## EXCERPTED DATA:

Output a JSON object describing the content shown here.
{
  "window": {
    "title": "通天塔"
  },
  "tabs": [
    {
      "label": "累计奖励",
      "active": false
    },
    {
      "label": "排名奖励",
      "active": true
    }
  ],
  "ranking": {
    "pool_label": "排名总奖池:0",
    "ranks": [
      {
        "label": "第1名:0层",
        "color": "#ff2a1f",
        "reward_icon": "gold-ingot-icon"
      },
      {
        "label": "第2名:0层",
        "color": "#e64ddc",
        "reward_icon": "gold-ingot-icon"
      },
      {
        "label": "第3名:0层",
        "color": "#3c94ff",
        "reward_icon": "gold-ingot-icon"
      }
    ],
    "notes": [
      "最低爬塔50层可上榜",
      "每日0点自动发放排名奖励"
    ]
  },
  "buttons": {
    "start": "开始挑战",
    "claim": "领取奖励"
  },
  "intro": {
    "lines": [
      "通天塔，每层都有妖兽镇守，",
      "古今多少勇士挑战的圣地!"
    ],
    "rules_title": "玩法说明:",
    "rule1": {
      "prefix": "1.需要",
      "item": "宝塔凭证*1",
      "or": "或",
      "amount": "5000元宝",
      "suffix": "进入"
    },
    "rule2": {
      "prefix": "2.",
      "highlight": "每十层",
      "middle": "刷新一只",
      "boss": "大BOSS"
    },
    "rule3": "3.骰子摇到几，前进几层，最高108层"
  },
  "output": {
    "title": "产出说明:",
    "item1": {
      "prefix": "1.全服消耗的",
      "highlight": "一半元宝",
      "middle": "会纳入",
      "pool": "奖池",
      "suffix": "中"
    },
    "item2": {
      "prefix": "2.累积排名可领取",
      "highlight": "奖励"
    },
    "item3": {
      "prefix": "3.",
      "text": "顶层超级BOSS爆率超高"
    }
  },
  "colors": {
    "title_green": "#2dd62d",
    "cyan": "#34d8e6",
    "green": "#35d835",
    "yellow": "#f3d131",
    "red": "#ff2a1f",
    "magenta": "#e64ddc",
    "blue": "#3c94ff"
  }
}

## TASK:
Collect every line with the string "prefix" from the records, and copy each.

## RESULT OF THE TASK:
      "prefix": "1.需要",
      "prefix": "2.",
      "prefix": "1.全服消耗的",
      "prefix": "2.累积排名可领取",
      "prefix": "3.",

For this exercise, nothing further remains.